*** DATA SECTION

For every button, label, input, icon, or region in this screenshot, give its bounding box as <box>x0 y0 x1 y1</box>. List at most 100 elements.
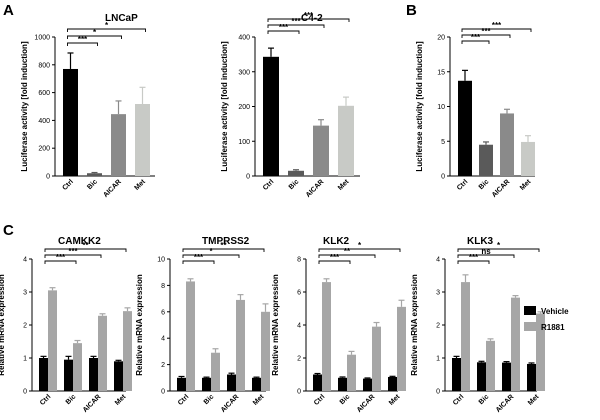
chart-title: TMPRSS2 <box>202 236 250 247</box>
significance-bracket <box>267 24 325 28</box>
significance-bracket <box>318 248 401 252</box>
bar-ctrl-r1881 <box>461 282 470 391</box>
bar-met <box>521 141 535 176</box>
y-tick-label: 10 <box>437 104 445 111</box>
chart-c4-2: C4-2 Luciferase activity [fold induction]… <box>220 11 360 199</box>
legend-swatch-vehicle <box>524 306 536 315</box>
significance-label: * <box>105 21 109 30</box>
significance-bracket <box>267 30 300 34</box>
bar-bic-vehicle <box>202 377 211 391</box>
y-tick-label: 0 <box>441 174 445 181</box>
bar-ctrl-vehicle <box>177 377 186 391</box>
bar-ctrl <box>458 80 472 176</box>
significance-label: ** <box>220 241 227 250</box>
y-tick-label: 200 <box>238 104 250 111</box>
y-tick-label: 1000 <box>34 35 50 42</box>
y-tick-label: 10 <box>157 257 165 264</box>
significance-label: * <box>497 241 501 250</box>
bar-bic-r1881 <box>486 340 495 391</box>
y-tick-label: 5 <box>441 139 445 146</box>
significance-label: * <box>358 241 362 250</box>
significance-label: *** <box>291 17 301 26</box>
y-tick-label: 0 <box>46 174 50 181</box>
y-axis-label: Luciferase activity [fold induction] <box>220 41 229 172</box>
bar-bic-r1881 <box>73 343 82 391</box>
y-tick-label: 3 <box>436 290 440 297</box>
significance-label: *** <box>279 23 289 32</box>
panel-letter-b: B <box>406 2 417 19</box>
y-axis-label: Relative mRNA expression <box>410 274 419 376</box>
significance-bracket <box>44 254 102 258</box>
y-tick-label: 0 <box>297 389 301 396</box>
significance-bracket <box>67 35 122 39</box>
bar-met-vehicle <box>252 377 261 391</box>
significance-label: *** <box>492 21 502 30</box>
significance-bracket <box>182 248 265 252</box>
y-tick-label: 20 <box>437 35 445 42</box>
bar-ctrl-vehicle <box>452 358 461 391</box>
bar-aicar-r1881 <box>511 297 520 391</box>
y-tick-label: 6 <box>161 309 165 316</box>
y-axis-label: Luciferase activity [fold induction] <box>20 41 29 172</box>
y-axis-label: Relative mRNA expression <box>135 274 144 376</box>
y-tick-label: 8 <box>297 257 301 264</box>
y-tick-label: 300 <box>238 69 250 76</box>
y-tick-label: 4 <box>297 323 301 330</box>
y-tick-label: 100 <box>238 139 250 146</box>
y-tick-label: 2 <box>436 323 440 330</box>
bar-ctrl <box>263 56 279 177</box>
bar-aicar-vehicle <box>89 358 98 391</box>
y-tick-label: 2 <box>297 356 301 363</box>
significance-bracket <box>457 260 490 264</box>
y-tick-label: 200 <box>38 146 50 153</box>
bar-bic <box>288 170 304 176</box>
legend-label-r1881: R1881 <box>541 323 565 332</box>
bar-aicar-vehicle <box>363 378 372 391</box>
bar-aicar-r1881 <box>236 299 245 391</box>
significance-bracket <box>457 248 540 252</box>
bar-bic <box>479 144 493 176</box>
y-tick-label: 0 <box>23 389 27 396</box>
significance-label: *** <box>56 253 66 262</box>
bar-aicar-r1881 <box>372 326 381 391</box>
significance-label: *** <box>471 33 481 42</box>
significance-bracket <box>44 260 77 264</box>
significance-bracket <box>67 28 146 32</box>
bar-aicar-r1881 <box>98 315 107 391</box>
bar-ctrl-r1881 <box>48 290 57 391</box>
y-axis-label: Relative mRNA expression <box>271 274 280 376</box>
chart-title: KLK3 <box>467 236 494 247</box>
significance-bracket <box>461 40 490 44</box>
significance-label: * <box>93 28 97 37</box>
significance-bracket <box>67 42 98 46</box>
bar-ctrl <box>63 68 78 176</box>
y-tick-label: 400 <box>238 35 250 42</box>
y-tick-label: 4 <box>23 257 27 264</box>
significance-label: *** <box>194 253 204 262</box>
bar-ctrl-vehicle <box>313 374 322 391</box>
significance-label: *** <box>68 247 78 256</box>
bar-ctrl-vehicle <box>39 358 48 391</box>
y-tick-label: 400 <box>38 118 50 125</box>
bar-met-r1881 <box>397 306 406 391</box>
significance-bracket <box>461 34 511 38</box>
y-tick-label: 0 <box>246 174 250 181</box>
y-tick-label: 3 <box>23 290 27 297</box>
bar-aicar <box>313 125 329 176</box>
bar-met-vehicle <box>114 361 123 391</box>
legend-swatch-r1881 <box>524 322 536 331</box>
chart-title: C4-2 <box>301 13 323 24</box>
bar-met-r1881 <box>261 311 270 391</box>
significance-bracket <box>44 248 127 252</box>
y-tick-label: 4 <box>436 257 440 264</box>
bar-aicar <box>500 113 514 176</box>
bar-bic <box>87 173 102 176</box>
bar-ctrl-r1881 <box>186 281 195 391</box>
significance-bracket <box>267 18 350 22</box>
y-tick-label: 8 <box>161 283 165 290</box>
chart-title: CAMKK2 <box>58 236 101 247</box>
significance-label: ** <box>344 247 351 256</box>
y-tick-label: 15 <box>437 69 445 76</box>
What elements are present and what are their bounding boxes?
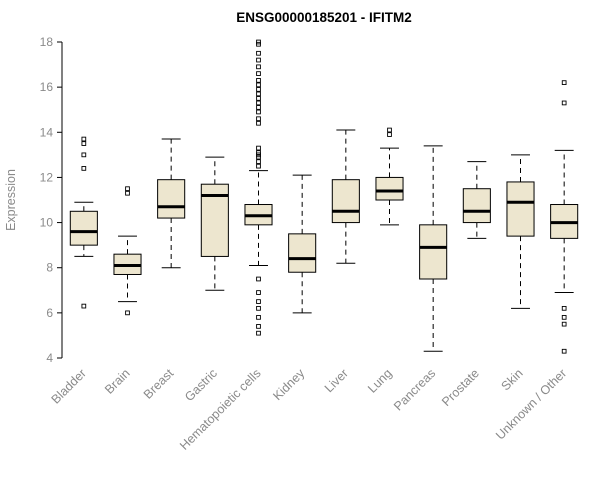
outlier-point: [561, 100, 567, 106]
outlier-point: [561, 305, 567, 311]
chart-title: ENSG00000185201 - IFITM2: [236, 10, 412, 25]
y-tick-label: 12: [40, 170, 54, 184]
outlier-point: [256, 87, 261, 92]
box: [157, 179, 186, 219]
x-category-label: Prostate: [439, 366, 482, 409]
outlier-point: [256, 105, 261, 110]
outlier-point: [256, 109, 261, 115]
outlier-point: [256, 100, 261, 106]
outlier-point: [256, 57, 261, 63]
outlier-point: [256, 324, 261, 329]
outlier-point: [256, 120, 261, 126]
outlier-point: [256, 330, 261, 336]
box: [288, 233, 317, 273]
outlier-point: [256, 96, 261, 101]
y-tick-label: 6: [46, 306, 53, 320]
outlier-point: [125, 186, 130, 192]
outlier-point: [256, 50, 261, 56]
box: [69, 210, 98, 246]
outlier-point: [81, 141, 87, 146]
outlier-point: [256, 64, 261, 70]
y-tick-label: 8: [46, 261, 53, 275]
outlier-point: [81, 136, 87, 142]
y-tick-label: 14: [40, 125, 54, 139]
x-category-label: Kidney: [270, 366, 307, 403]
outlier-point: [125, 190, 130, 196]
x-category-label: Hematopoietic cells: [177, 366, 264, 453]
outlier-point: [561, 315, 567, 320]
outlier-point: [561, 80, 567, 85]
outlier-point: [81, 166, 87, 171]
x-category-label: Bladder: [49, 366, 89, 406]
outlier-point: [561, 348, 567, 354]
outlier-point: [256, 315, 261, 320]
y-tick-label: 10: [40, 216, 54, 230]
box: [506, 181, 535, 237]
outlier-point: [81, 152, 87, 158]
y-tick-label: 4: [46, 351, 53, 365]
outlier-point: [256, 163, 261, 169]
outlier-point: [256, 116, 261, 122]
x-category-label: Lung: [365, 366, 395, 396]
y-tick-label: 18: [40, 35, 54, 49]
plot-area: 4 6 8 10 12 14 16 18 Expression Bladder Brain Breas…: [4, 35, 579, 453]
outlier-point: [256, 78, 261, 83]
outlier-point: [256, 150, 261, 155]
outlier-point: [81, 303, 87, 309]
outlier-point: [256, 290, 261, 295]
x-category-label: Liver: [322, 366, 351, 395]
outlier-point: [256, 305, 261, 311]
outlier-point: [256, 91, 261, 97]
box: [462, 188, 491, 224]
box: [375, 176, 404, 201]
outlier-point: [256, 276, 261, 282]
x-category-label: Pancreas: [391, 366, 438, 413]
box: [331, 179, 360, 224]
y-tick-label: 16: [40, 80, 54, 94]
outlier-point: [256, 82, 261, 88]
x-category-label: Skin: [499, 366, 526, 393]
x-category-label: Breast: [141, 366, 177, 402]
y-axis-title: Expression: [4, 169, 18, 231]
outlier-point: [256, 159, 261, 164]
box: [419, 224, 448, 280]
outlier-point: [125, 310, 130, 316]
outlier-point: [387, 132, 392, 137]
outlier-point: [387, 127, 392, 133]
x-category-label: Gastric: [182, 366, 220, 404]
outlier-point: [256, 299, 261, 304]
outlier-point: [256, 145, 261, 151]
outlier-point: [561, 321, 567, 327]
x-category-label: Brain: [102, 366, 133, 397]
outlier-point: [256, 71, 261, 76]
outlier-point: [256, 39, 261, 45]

******

# TASK DESCRIPTION
How many lines of the entries contain the string "title"? Answer with a number and no other words.

# RESULT
6